### What needs to be done
Go through the listing and return every line with "nitzauzue" in it.

- - -

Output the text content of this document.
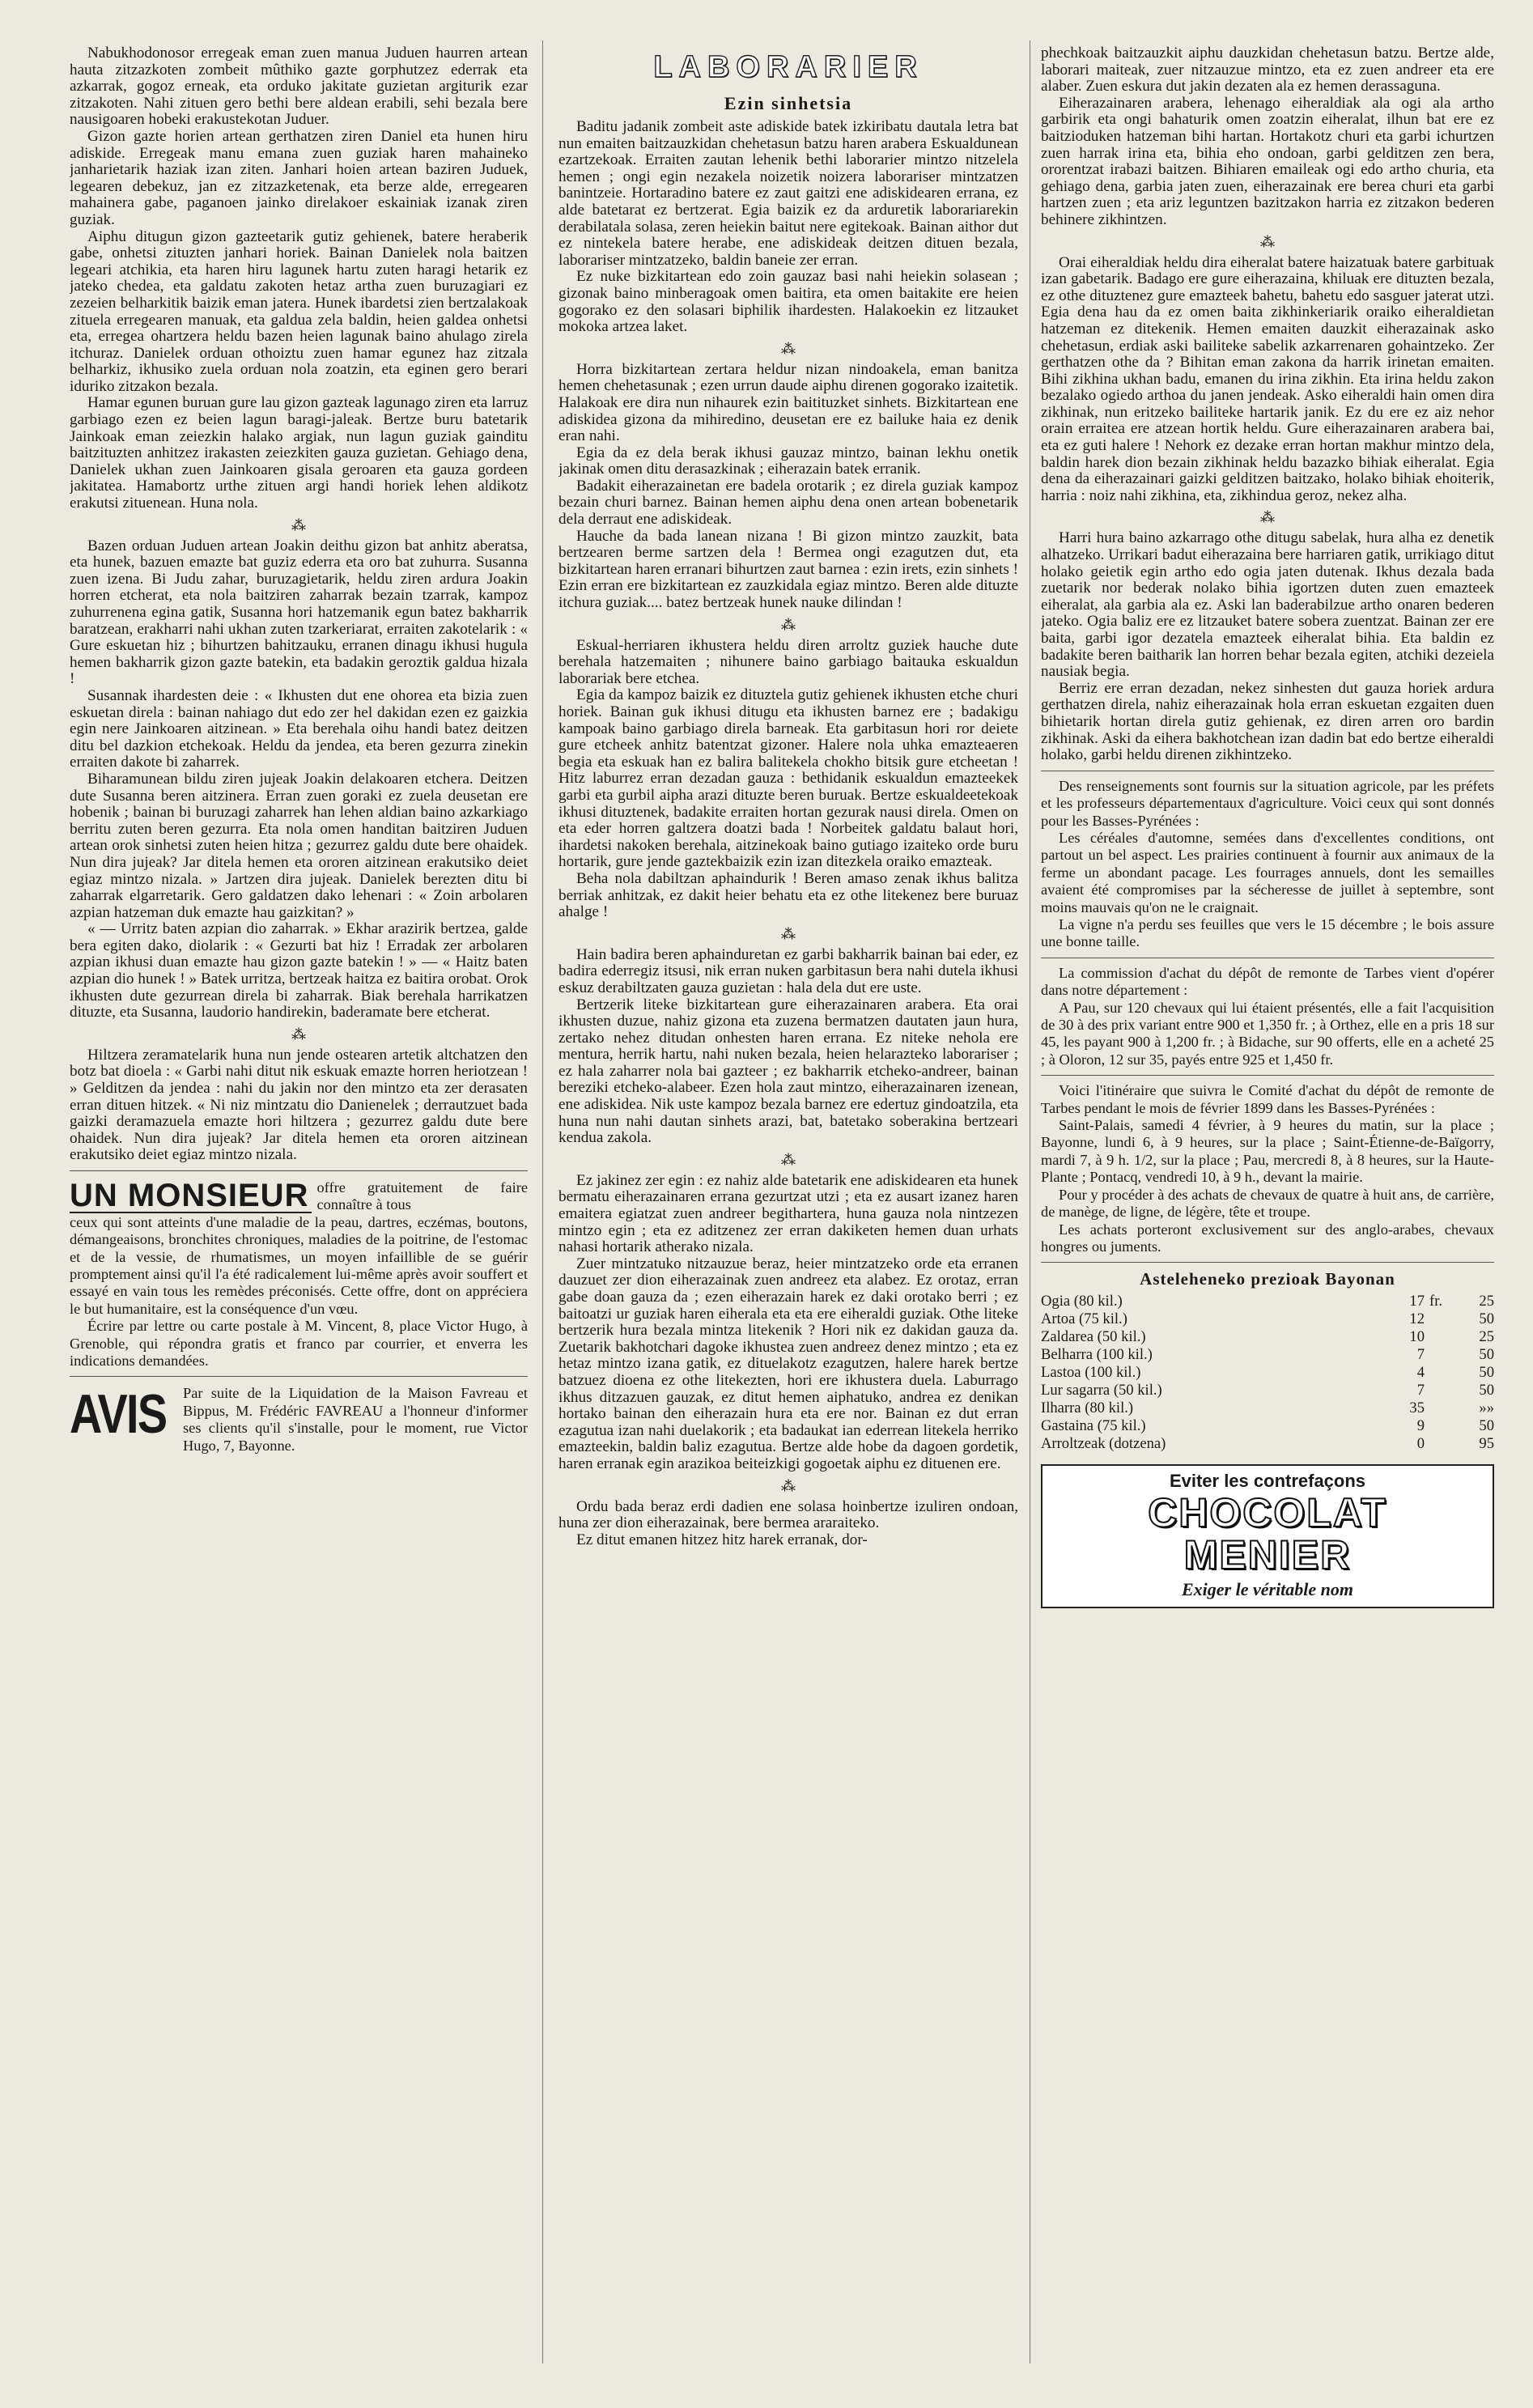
Nabukhodonosor erregeak eman zuen manua Juduen haurren artean hauta zitzazkoten zombeit mûthiko gazte gorphutzez ederrak eta azkarrak, gogoz erneak, eta orduko jakitate guzietan argiturik ezar zitzakoten. Nahi zituen gero bethi bere aldean erabili, sehi bezala bere nausigoaren hobeki erakustekotan Juduer.

Gizon gazte horien artean gerthatzen ziren Daniel eta hunen hiru adiskide. Erregeak manu emana zuen guziak haren mahaineko janharietarik haziak izan ziten. Janhari hoien artean baziren Juduek, legearen debekuz, jan ez zitzazketenak, eta berze alde, erregearen mahainera gabe, paganoen jainko direlakoer eskainiak izanak ziren guziak.

Aiphu ditugun gizon gazteetarik gutiz gehienek, batere heraberik gabe, onhetsi zituzten janhari horiek. Bainan Danielek nola baitzen legeari atchikia, eta haren hiru lagunek hartu zuten haragi hetarik ez jateko chedea, eta galdatu zakoten hetaz artha zuen buruzagiari ez zezeien belharkitik baizik eman jatera. Hunek ibardetsi zien bertzalakoak zituela erregearen manuak, eta galdua zela baldin, heien galdea onhetsi eta, erregea ohartzera heldu bazen heien lagunak baino ahulago zirela itchuraz. Danielek orduan othoiztu zuen hamar egunez haz zitzala belharkiz, ikhusiko zuela orduan nola zoatzin, eta eginen gero berari iduriko zitzakon bezala.

Hamar egunen buruan gure lau gizon gazteak lagunago ziren eta larruz garbiago ezen ez beien lagun baragi-jaleak. Bertze buru batetarik Jainkoak eman zeiezkin halako argiak, nun lagun guziak gainditu baitzituzten anhitzez irakasten zeiezkiten gauza guzietan. Gehiago dena, Danielek ukhan zuen Jainkoaren gisala geroaren eta gauza gordeen jakitatea. Hamabortz urthe zituen argi handi horiek lehen aldikotz erakutsi zituenean. Huna nola.

⁂

Bazen orduan Juduen artean Joakin deithu gizon bat anhitz aberatsa, eta hunek, bazuen emazte bat guziz ederra eta oro bat zuhurra. Susanna zuen izena. Bi Judu zahar, buruzagietarik, heldu ziren ardura Joakin horren etcherat, eta nola baitziren zaharrak bezain tzarrak, kampoz zuhurrenena egina gatik, Susanna hori hatzemanik egun batez bakharrik baratzean, erakharri nahi ukhan zuten tzarkeriarat, erraiten zakotelarik : « Gure eskuetan hiz ; bihurtzen bahitzauku, erranen dinagu ikhusi hugula hemen bakharrik gizon gazte batekin, eta badakin geroztik galdua hizala !

Susannak ihardesten deie : « Ikhusten dut ene ohorea eta bizia zuen eskuetan direla : bainan nahiago dut edo zer hel dakidan ezen ez gaizkia egin nere Jainkoaren aitzinean. » Eta berehala oihu handi batez deitzen ditu bel dazkion etchekoak. Heldu da jendea, eta beren gezurra zinekin erraiten dakote bi zaharrek.

Biharamunean bildu ziren jujeak Joakin delakoaren etchera. Deitzen dute Susanna beren aitzinera. Erran zuen goraki ez zuela deusetan ere hobenik ; bainan bi buruzagi zaharrek han lehen aldian baino azkarkiago berritu zuten beren gezurra. Eta nola omen handitan baitziren Juduen artean orok sinhetsi zuten heien hitza ; gezurrez galdu dute bere ohaidek. Nun dira jujeak? Jar ditela hemen eta ororen aitzinean erakutsiko deiet egiaz mintzo nizala. » Jartzen dira jujeak. Danielek berezten ditu bi zaharrak elgarretarik. Gero galdatzen dako lehenari : « Zoin arbolaren azpian hatzeman duk emazte hau gaizkitan? »

« — Urritz baten azpian dio zaharrak. » Ekhar arazirik bertzea, galde bera egiten dako, diolarik : « Gezurti bat hiz ! Erradak zer arbolaren azpian ikhusi duan emazte hau gizon gazte batekin ! » — « Haitz baten azpian dio hunek ! » Batek urritza, bertzeak haitza ez baitira orobat. Orok ikhusten dute gezurrean direla bi zaharrak. Biak berehala harrikatzen dituzte, eta Susanna, laudorio handirekin, baderamate bere etcherat.

⁂

Hiltzera zeramatelarik huna nun jende ostearen artetik altchatzen den botz bat dioela : « Garbi nahi ditut nik eskuak emazte horren heriotzean ! » Gelditzen da jendea : nahi du jakin nor den mintzo eta zer derasaten erran dituen hitzek. « Ni niz mintzatu dio Danienelek ; derrautzuet bada gaizki deramazuela emazte hori hiltzera ; gezurrez galdu dute bere ohaidek. Nun dira jujeak? Jar ditela hemen eta ororen aitzinean erakutsiko deiet egiaz mintzo nizala.

UN MONSIEUR offre gratuitement de faire connaître à tous

ceux qui sont atteints d'une maladie de la peau, dartres, eczémas, boutons, démangeaisons, bronchites chroniques, maladies de la poitrine, de l'estomac et de la vessie, de rhumatismes, un moyen infaillible de se guérir promptement ainsi qu'il l'a été radicalement lui-même après avoir souffert et essayé en vain tous les remèdes préconisés. Cette offre, dont on appréciera le but humanitaire, est la conséquence d'un vœu.

Écrire par lettre ou carte postale à M. Vincent, 8, place Victor Hugo, à Grenoble, qui répondra gratis et franco par courrier, et enverra les indications demandées.

AVIS	Par suite de la Liquidation de la Maison Favreau et Bippus, M. Frédéric FAVREAU a l'honneur d'informer ses clients qu'il s'installe, pour le moment, rue Victor Hugo, 7, Bayonne.

LABORARIER
Ezin sinhetsia

Baditu jadanik zombeit aste adiskide batek izkiribatu dautala letra bat nun emaiten baitzauzkidan chehetasun batzu haren arabera Eskualdunean ezartzekoak. Erraiten zautan lehenik bethi laborarier mintzo nitzelela hemen ; ongi egin nezakela noizetik noizera laborariser mintzatzen banintzeie. Hortaradino batere ez zaut gaitzi ene adiskidearen errana, ez alde batetarat ez bertzerat. Egia baizik ez da arduretik laborariarekin derabilatala solasa, zeren heiekin baitut nere egitekoak. Bainan aithor dut ez nintekela batere herabe, ene adiskideak deitzen dituen bezala, laborariser mintzatzeko, baldin baneie zer erran.

Ez nuke bizkitartean edo zoin gauzaz basi nahi heiekin solasean ; gizonak baino minberagoak omen baitira, eta omen baitakite ere heien gogorako ez den solasari biphilik ihardesten. Halakoekin ez litzauket mokoka artzea laket.

⁂

Horra bizkitartean zertara heldur nizan nindoakela, eman banitza hemen chehetasunak ; ezen urrun daude aiphu direnen gogorako izaitetik. Halakoak ere dira nun nihaurek ezin baitituzket sinhets. Bizkitartean ene adiskidea gizona da mihiredino, deusetan ere ez bailuke haia ez denik eran nahi.

Egia da ez dela berak ikhusi gauzaz mintzo, bainan lekhu onetik jakinak omen ditu derasazkinak ; eiherazain batek erranik.

Badakit eiherazainetan ere badela orotarik ; ez direla guziak kampoz bezain churi barnez. Bainan hemen aiphu dena onen artean bobenetarik dela derraut ene adiskideak.

Hauche da bada lanean nizana ! Bi gizon mintzo zauzkit, bata bertzearen berme sartzen dela ! Bermea ongi ezagutzen dut, eta bizkitartean haren erranari bihurtzen zaut barnea : ezin irets, ezin sinhets ! Ezin erran ere bizkitartean ez zauzkidala egiaz mintzo. Beren alde dituzte itchura guziak.... batez bertzeak hunek nauke dilindan !

⁂

Eskual-herriaren ikhustera heldu diren arroltz guziek hauche dute berehala hatzemaiten ; nihunere baino garbiago baitauka eskualdun laborariak bere etchea.

Egia da kampoz baizik ez dituztela gutiz gehienek ikhusten etche churi horiek. Bainan guk ikhusi ditugu eta ikhusten barnez ere ; badakigu kampoak baino garbiago direla barneak. Eta garbitasun hori ror deiete gure etcheek anhitz batentzat gizoner. Halere nola uhka emazteaeren begia eta eskuak han ez balira balitekela chokho bitsik gure etcheetan ! Hitz laburrez erran dezadan gauza : bethidanik eskualdun emazteekek garbi eta gurbil aipha arazi dituzte beren buruak. Bertze eskualdeetekoak ikhusi dituztenek, badakite erraiten hortan gezurak nausi direla. Omen on eta eder horren galtzera doatzi bada ! Norbeitek galdatu balaut hori, ihardetsi nakoken berehala, aitzinekoak baino gutiago izaiteko orde buru hortarik, gure jende gaztekbaizik ezin izan ditezkela oraiko emazteak.

Beha nola dabiltzan aphaindurik ! Beren amaso zenak ikhus balitza berriak anhitzak, ez dakit heier behatu eta ez othe litekenez bere buruaz ahalge !

⁂

Hain badira beren aphainduretan ez garbi bakharrik bainan bai eder, ez badira ederregiz itsusi, nik erran nuken garbitasun bera nahi dutela ikhusi eskuz derabiltzaten gauza guzietan : hala dela dut ere uste.

Bertzerik liteke bizkitartean gure eiherazainaren arabera. Eta orai ikhusten duzue, nahiz gizona eta zuzena bermatzen dautaten jaun hura, zertako nehez ditudan onhesten haren errana. Ez niteke nehola ere mentura, herrik hartu, nahi nuken bezala, heien helarazteko laborariser ; ez hala zaharrer nola bai gazteer ; ez bakharrik etcheko-andreer, bainan bereziki etcheko-alabeer. Ezen hola zaut mintzo, eiherazainaren izenean, ene adiskidea. Nik uste kampoz bezala barnez ere edertuz gindoatzila, eta huna nun nahi dautan sinhets arazi, bat, batetako soberakina bertzeari kendua zakola.

⁂

Ez jakinez zer egin : ez nahiz alde batetarik ene adiskidearen eta hunek bermatu eiherazainaren errana gezurtzat utzi ; eta ez ausart izanez haren emaitera egiatzat zuen andreer begithartera, huna gauza nola nintzezen mintzo egin ; eta ez aditzenez zer erran dakiketen hemen duan urhats nahasi hortarik atherako nizala.

Zuer mintzatuko nitzauzue beraz, heier mintzatzeko orde eta erranen dauzuet zer dion eiherazainak zuen andreez eta alabez. Ez orotaz, erran gabe doan gauza da ; ezen eiherazain harek ez daki orotako berri ; ez baitoatzi ur guziak haren eiherala eta eta ere eiheraldi guziak. Othe liteke bertzerik hura bezala mintza litekenik ? Hori nik ez dakidan gauza da. Zuetarik bakhotchari dagoke ikhustea zuen andreez denez mintzo ; eta ez hetaz mintzo izana gatik, ez dituelakotz ezagutzen, halere harek bertze batzuez dioena ez othe litekezten, hori ere ikhustera duela. Laburrago ikhus ditzazuen gauzak, ez ditut hemen aiphatuko, andrea ez denikan hortako bainan den eiherazain hura eta ere nor. Bainan ez dut erran ezagutua izan nahi duelakorik ; eta badaukat ian ederrean litekela herriko emazteekin, baldin baliz ezagutua. Bertze alde hobe da dagoen gordetik, haren erranak egin arazikoa beiteizkigi gogoetak aiphu ez dituenen ere.

⁂

Ordu bada beraz erdi dadien ene solasa hoinbertze izuliren ondoan, huna zer dion eiherazainak, bere bermea araraiteko.

Ez ditut emanen hitzez hitz harek erranak, dor-

phechkoak baitzauzkit aiphu dauzkidan chehetasun batzu. Bertze alde, laborari maiteak, zuer nitzauzue mintzo, eta ez zuen andreer eta ere alaber. Zuen eskura dut jakin dezaten ala ez hemen derassaguna.

Eiherazainaren arabera, lehenago eiheraldiak ala ogi ala artho garbirik eta ongi bahaturik omen zoatzin eiheralat, ilhun bat ere ez baitzioduken hatzeman bihi hartan. Hortakotz churi eta garbi ichurtzen zuen harrak irina eta, bihia eho ondoan, garbi gelditzen zen bera, ororentzat irabazi baitzen. Bihiaren emaileak ogi edo artho churia, eta gehiago dena, garbia jaten zuen, eiherazainak ere berea churi eta garbi hartzen zuen ; eta ariz leguntzen bazitzakon harria ez zitzakon bederen behinere zikhintzen.

⁂

Orai eiheraldiak heldu dira eiheralat batere haizatuak batere garbituak izan gabetarik. Badago ere gure eiherazaina, khiluak ere dituzten bezala, ez othe dituztenez gure emazteek bahetu, bahetu edo sasguer jaterat utzi. Egia dena hau da ez omen baita zikhinkeriarik oraiko eiheraldietan hatzeman ez ditekenik. Hemen emaiten dauzkit eiherazainak asko chehetasun, erdiak aski bailiteke sabelik azkarrenaren gohaintzeko. Zer gerthatzen othe da ? Bihitan eman zakona da harrik irinetan emaiten. Bihi zikhina ukhan badu, emanen du irina zikhin. Eta irina heldu zakon bezalako ogiedo arthoa du janen jendeak. Asko eiheraldi hain omen dira zikhinak, nun eritzeko bailiteke hartarik janik. Ez du ere ez aiz nehor orain erraitea ere atzean hortik heldu. Gure eiherazainaren arabera bai, eta ez guti halere ! Nehork ez dezake erran hortan makhur mintzo dela, baldin harek dion bezain zikhinak heldu bazazko bihiak eiheralat. Egia dena da eiherazainari gaizki gelditzen baitzako, holako bihiak ehoiterik, harria : noiz nahi zikhina, eta, zikhindua geroz, nekez alha.

⁂

Harri hura baino azkarrago othe ditugu sabelak, hura alha ez denetik alhatzeko. Urrikari badut eiherazaina bere harriaren gatik, urrikiago ditut holako geietik egin artho edo ogia jaten dutenak. Ikhus dezala bada zuetarik nor bederak nolako bihia igortzen duten zuen emazteek eiheralat, ala garbia ala ez. Aski lan baderabilzue artho onaren bederen jateko. Ogia baliz ere ez litzauket batere sobera zuentzat. Bainan zer ere baita, garbi igor dezatela emazteek eiheralat bihia. Eta baldin ez badakite beren baitharik lan horren behar bezala egiten, atchiki dezeiela nausiak begia.

Berriz ere erran dezadan, nekez sinhesten dut gauza horiek ardura gerthatzen direla, nahiz eiherazainak hola erran eskuetan ezgaiten duen bihietarik hortan direla gutiz gehienak, ez diren arren oro bardin zikhinak. Aski da eihera bakhotchean izan dadin bat edo bertze eiheraldi holako, garbi heldu direnen zikhintzeko.

Des renseignements sont fournis sur la situation agricole, par les préfets et les professeurs départementaux d'agriculture. Voici ceux qui sont donnés pour les Basses-Pyrénées :

Les céréales d'automne, semées dans d'excellentes conditions, ont partout un bel aspect. Les prairies continuent à fournir aux animaux de la ferme un abondant pacage. Les fourrages annuels, dont les semailles avaient été compromises par la sécheresse de juillet à septembre, sont moins mauvais qu'on ne le craignait.

La vigne n'a perdu ses feuilles que vers le 15 décembre ; le bois assure une bonne taille.

La commission d'achat du dépôt de remonte de Tarbes vient d'opérer dans notre département :

A Pau, sur 120 chevaux qui lui étaient présentés, elle a fait l'acquisition de 30 à des prix variant entre 900 et 1,350 fr. ; à Orthez, elle en a pris 18 sur 45, les payant 900 à 1,200 fr. ; à Bidache, sur 90 offerts, elle en a acheté 25 ; à Oloron, 12 sur 35, payés entre 925 et 1,450 fr.

Voici l'itinéraire que suivra le Comité d'achat du dépôt de remonte de Tarbes pendant le mois de février 1899 dans les Basses-Pyrénées :

Saint-Palais, samedi 4 février, à 9 heures du matin, sur la place ; Bayonne, lundi 6, à 9 heures, sur la place ; Saint-Étienne-de-Baïgorry, mardi 7, à 9 h. 1/2, sur la place ; Pau, mercredi 8, à 8 heures, sur la Haute-Plante ; Pontacq, vendredi 10, à 9 h., devant la mairie.

Pour y procéder à des achats de chevaux de quatre à huit ans, de carrière, de manège, de ligne, de légère, tête et troupe.

Les achats porteront exclusivement sur des anglo-arabes, chevaux hongres ou juments.

Asteleheneko prezioak Bayonan
Ogia (80 kil.)	17	fr.	25
Artoa (75 kil.)	12		50
Zaldarea (50 kil.)	10		25
Belharra (100 kil.)	7		50
Lastoa (100 kil.)	4		50
Lur sagarra (50 kil.)	7		50
Ilharra (80 kil.)	35		»»
Gastaina (75 kil.)	9		50
Arroltzeak (dotzena)	0		95
Eviter les contrefaçons
CHOCOLAT
MENIER
Exiger le véritable nom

- - -

### Worked answer
Zuer mintzatuko nitzauzue beraz, heier mintzatzeko orde eta erranen dauzuet zer dion eiherazainak zuen andreez eta alabez. Ez orotaz, erran gabe doan gauza da ; ezen eiherazain harek ez daki orotako berri ; ez baitoatzi ur guziak haren eiherala eta eta ere eiheraldi guziak. Othe liteke bertzerik hura bezala mintza litekenik ? Hori nik ez dakidan gauza da. Zuetarik bakhotchari dagoke ikhustea zuen andreez denez mintzo ; eta ez hetaz mintzo izana gatik, ez dituelakotz ezagutzen, halere harek bertze batzuez dioena ez othe litekezten, hori ere ikhustera duela. Laburrago ikhus ditzazuen gauzak, ez ditut hemen aiphatuko, andrea ez denikan hortako bainan den eiherazain hura eta ere nor. Bainan ez dut erran ezagutua izan nahi duelakorik ; eta badaukat ian ederrean litekela herriko emazteekin, baldin baliz ezagutua. Bertze alde hobe da dagoen gordetik, haren erranak egin arazikoa beiteizkigi gogoetak aiphu ez dituenen ere.
phechkoak baitzauzkit aiphu dauzkidan chehetasun batzu. Bertze alde, laborari maiteak, zuer nitzauzue mintzo, eta ez zuen andreer eta ere alaber. Zuen eskura dut jakin dezaten ala ez hemen derassaguna.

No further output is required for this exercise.